(Challenge)
Reproduce the records below in full and word for word, excluding pictures.

Stored items
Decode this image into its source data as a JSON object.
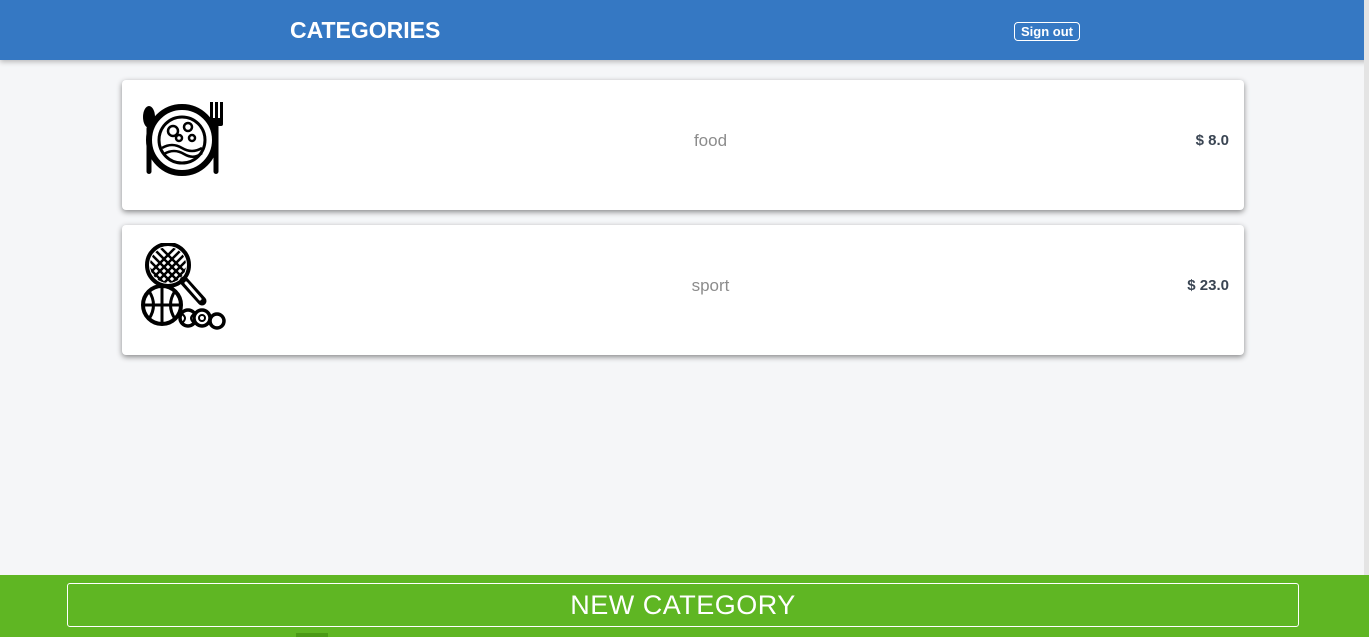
{
  "header": {
    "title": "CATEGORIES",
    "signout_label": "Sign out"
  },
  "categories": [
    {
      "name": "food",
      "amount": "$ 8.0",
      "icon": "food-plate-icon"
    },
    {
      "name": "sport",
      "amount": "$ 23.0",
      "icon": "sport-equipment-icon"
    }
  ],
  "footer": {
    "new_category_label": "NEW CATEGORY"
  },
  "colors": {
    "header": "#3578c3",
    "footer": "#5fb623",
    "background": "#f5f6f8"
  }
}
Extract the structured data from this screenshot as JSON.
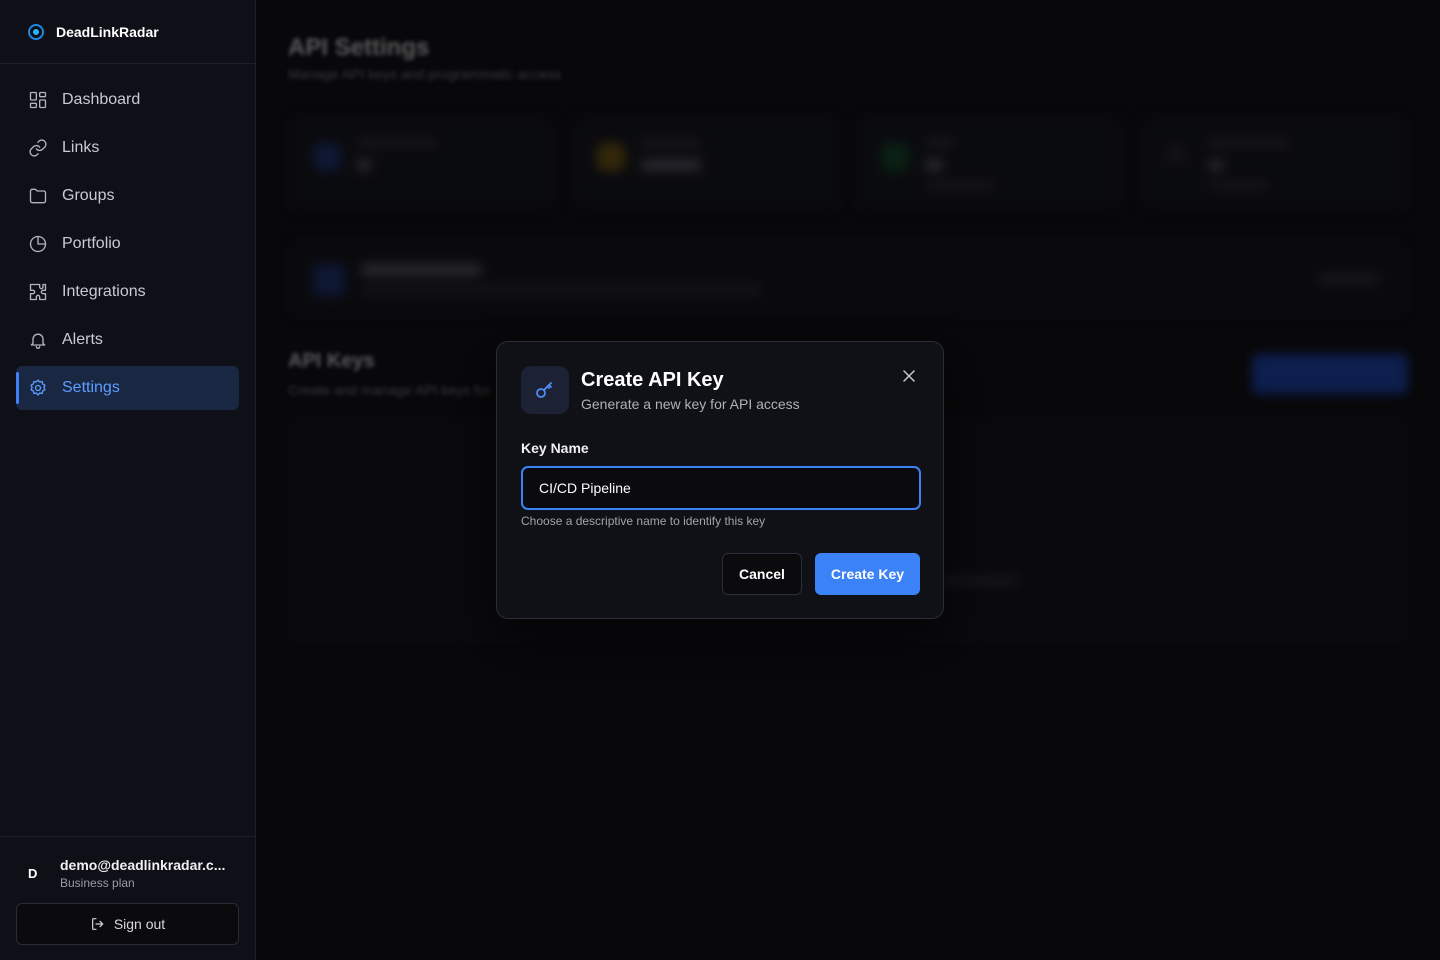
{
  "brand": {
    "name": "DeadLinkRadar",
    "icon": "radar-icon"
  },
  "sidebar": {
    "items": [
      {
        "label": "Dashboard",
        "icon": "grid-icon",
        "active": false
      },
      {
        "label": "Links",
        "icon": "link-icon",
        "active": false
      },
      {
        "label": "Groups",
        "icon": "folder-icon",
        "active": false
      },
      {
        "label": "Portfolio",
        "icon": "pie-chart-icon",
        "active": false
      },
      {
        "label": "Integrations",
        "icon": "puzzle-icon",
        "active": false
      },
      {
        "label": "Alerts",
        "icon": "bell-icon",
        "active": false
      },
      {
        "label": "Settings",
        "icon": "gear-icon",
        "active": true
      }
    ]
  },
  "user": {
    "initial": "D",
    "email": "demo@deadlinkradar.c...",
    "plan": "Business plan",
    "signout_label": "Sign out"
  },
  "page": {
    "title": "API Settings",
    "subtitle": "Manage API keys and programmatic access",
    "keys_title": "API Keys",
    "keys_subtitle": "Create and manage API keys for"
  },
  "modal": {
    "title": "Create API Key",
    "subtitle": "Generate a new key for API access",
    "field_label": "Key Name",
    "field_value": "CI/CD Pipeline",
    "field_help": "Choose a descriptive name to identify this key",
    "cancel_label": "Cancel",
    "create_label": "Create Key"
  },
  "colors": {
    "accent": "#3b82f6",
    "background": "#0b0b0e",
    "sidebar": "#0f1017"
  }
}
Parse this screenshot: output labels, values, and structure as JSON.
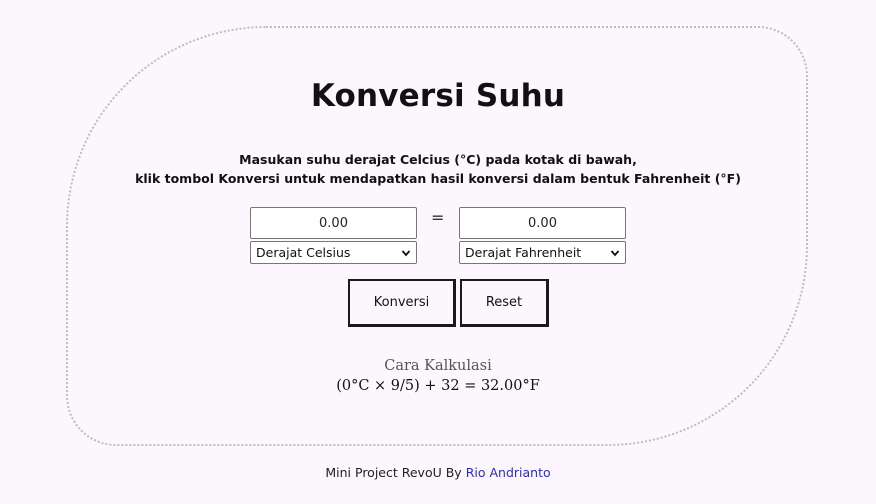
{
  "app": {
    "title": "Konversi Suhu",
    "instructions_line1": "Masukan suhu derajat Celcius (°C) pada kotak di bawah,",
    "instructions_line2": "klik tombol Konversi untuk mendapatkan hasil konversi dalam bentuk Fahrenheit (°F)"
  },
  "converter": {
    "input_value": "0.00",
    "output_value": "0.00",
    "equals_sign": "=",
    "from_unit": "Derajat Celsius",
    "to_unit": "Derajat Fahrenheit"
  },
  "buttons": {
    "convert_label": "Konversi",
    "reset_label": "Reset"
  },
  "calculation": {
    "label": "Cara Kalkulasi",
    "formula": "(0°C × 9/5) + 32 = 32.00°F"
  },
  "footer": {
    "prefix": "Mini Project RevoU By",
    "author_link": "Rio Andrianto"
  },
  "colors": {
    "background": "#fbf7fd",
    "link": "#2c2cc9",
    "border_dotted": "#bdbdbd"
  }
}
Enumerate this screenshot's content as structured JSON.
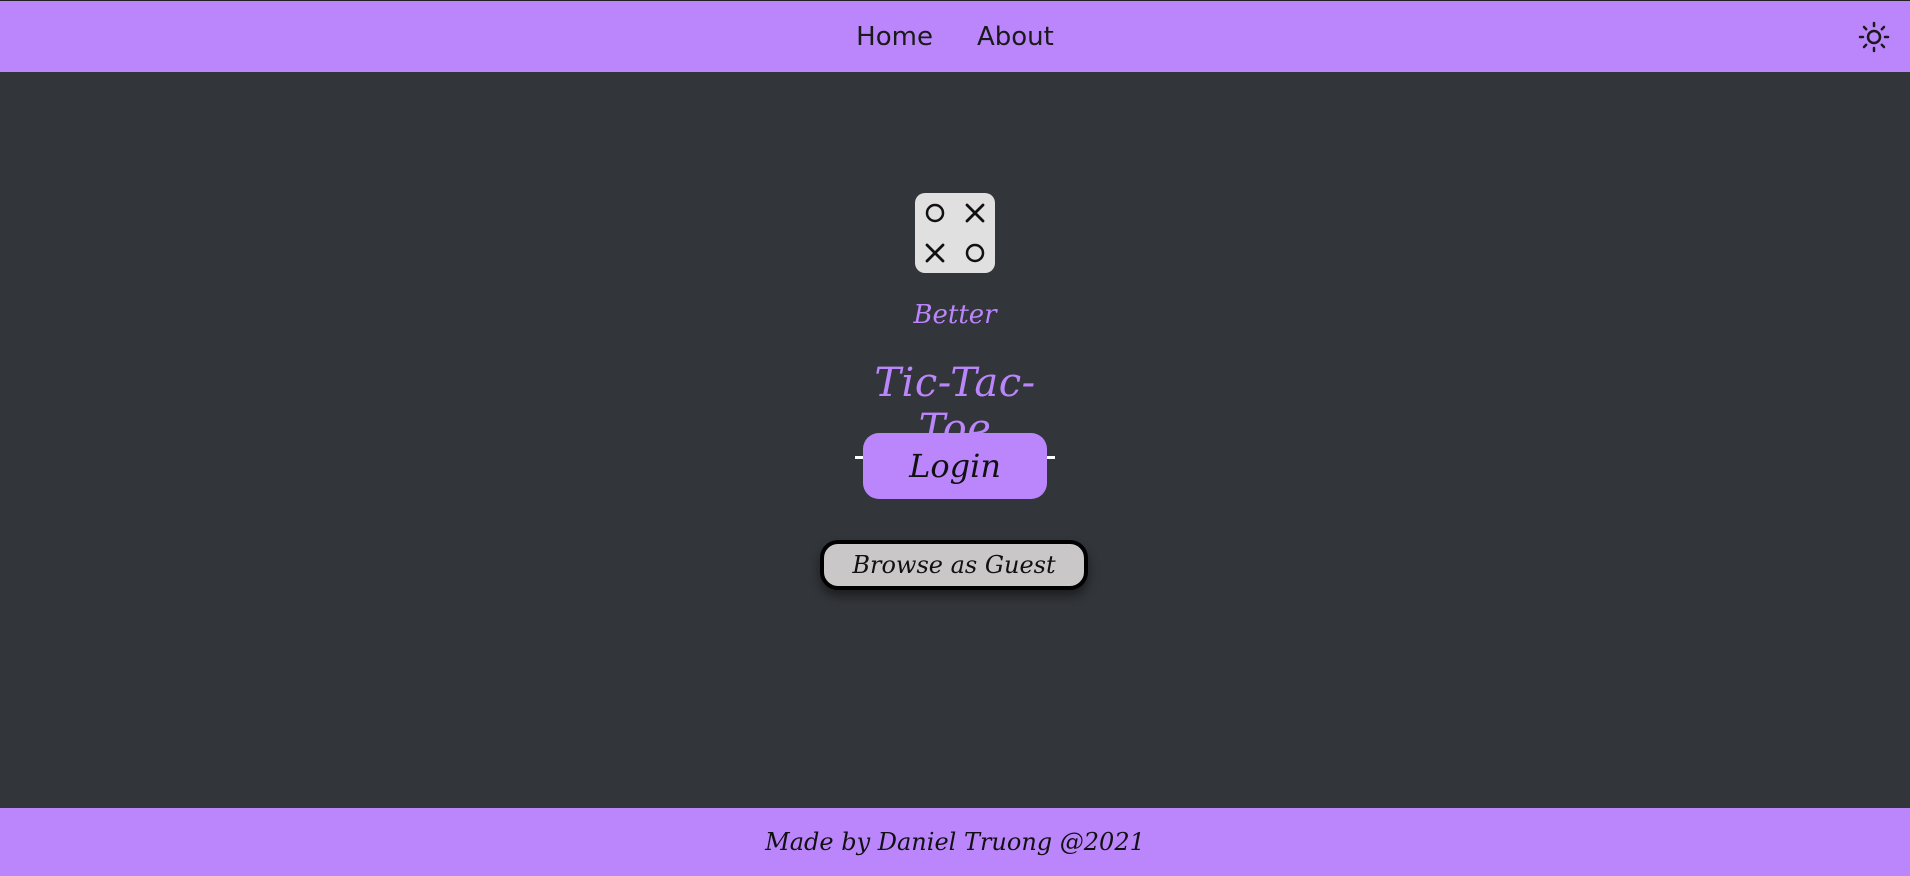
{
  "colors": {
    "accent": "#bb86fc",
    "background": "#32353a",
    "logo_bg": "#e0e0e0",
    "guest_bg": "#c9c7c7"
  },
  "header": {
    "nav": [
      {
        "label": "Home"
      },
      {
        "label": "About"
      }
    ],
    "theme_toggle_icon": "sun-icon"
  },
  "logo": {
    "icon": "tic-tac-toe-icon",
    "cells": [
      "O",
      "X",
      "X",
      "O"
    ]
  },
  "main": {
    "subtitle": "Better",
    "title": "Tic-Tac-Toe",
    "login_label": "Login",
    "guest_label": "Browse as Guest"
  },
  "footer": {
    "credit": "Made by Daniel Truong @2021"
  }
}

(Completed exercise)
Decode this image into its source data as a JSON object.
{
  "header": {
    "title": "CATEGORIES",
    "signout_label": "Sign out"
  },
  "categories": [
    {
      "name": "food",
      "amount": "$ 8.0",
      "icon": "food-plate-icon"
    },
    {
      "name": "sport",
      "amount": "$ 23.0",
      "icon": "sport-equipment-icon"
    }
  ],
  "footer": {
    "new_category_label": "NEW CATEGORY"
  },
  "colors": {
    "header": "#3578c3",
    "footer": "#5fb623",
    "background": "#f5f6f8"
  }
}
Extract the structured data from this screenshot as JSON.
{
  "brand": {
    "name": "DeadLinkRadar",
    "icon": "radar-icon"
  },
  "sidebar": {
    "items": [
      {
        "label": "Dashboard",
        "icon": "grid-icon",
        "active": false
      },
      {
        "label": "Links",
        "icon": "link-icon",
        "active": false
      },
      {
        "label": "Groups",
        "icon": "folder-icon",
        "active": false
      },
      {
        "label": "Portfolio",
        "icon": "pie-chart-icon",
        "active": false
      },
      {
        "label": "Integrations",
        "icon": "puzzle-icon",
        "active": false
      },
      {
        "label": "Alerts",
        "icon": "bell-icon",
        "active": false
      },
      {
        "label": "Settings",
        "icon": "gear-icon",
        "active": true
      }
    ]
  },
  "user": {
    "initial": "D",
    "email": "demo@deadlinkradar.c...",
    "plan": "Business plan",
    "signout_label": "Sign out"
  },
  "page": {
    "title": "API Settings",
    "subtitle": "Manage API keys and programmatic access",
    "keys_title": "API Keys",
    "keys_subtitle": "Create and manage API keys for"
  },
  "modal": {
    "title": "Create API Key",
    "subtitle": "Generate a new key for API access",
    "field_label": "Key Name",
    "field_value": "CI/CD Pipeline",
    "field_help": "Choose a descriptive name to identify this key",
    "cancel_label": "Cancel",
    "create_label": "Create Key"
  },
  "colors": {
    "accent": "#3b82f6",
    "background": "#0b0b0e",
    "sidebar": "#0f1017"
  }
}
Parse this screenshot: output labels, values, and structure as JSON.
{
  "app": {
    "title": "Konversi Suhu",
    "instructions_line1": "Masukan suhu derajat Celcius (°C) pada kotak di bawah,",
    "instructions_line2": "klik tombol Konversi untuk mendapatkan hasil konversi dalam bentuk Fahrenheit (°F)"
  },
  "converter": {
    "input_value": "0.00",
    "output_value": "0.00",
    "equals_sign": "=",
    "from_unit": "Derajat Celsius",
    "to_unit": "Derajat Fahrenheit"
  },
  "buttons": {
    "convert_label": "Konversi",
    "reset_label": "Reset"
  },
  "calculation": {
    "label": "Cara Kalkulasi",
    "formula": "(0°C × 9/5) + 32 = 32.00°F"
  },
  "footer": {
    "prefix": "Mini Project RevoU By",
    "author_link": "Rio Andrianto"
  },
  "colors": {
    "background": "#fbf7fd",
    "link": "#2c2cc9",
    "border_dotted": "#bdbdbd"
  }
}
Enumerate this screenshot's content as structured JSON.
{
  "colors": {
    "accent": "#bb86fc",
    "background": "#32353a",
    "logo_bg": "#e0e0e0",
    "guest_bg": "#c9c7c7"
  },
  "header": {
    "nav": [
      {
        "label": "Home"
      },
      {
        "label": "About"
      }
    ],
    "theme_toggle_icon": "sun-icon"
  },
  "logo": {
    "icon": "tic-tac-toe-icon",
    "cells": [
      "O",
      "X",
      "X",
      "O"
    ]
  },
  "main": {
    "subtitle": "Better",
    "title": "Tic-Tac-Toe",
    "login_label": "Login",
    "guest_label": "Browse as Guest"
  },
  "footer": {
    "credit": "Made by Daniel Truong @2021"
  }
}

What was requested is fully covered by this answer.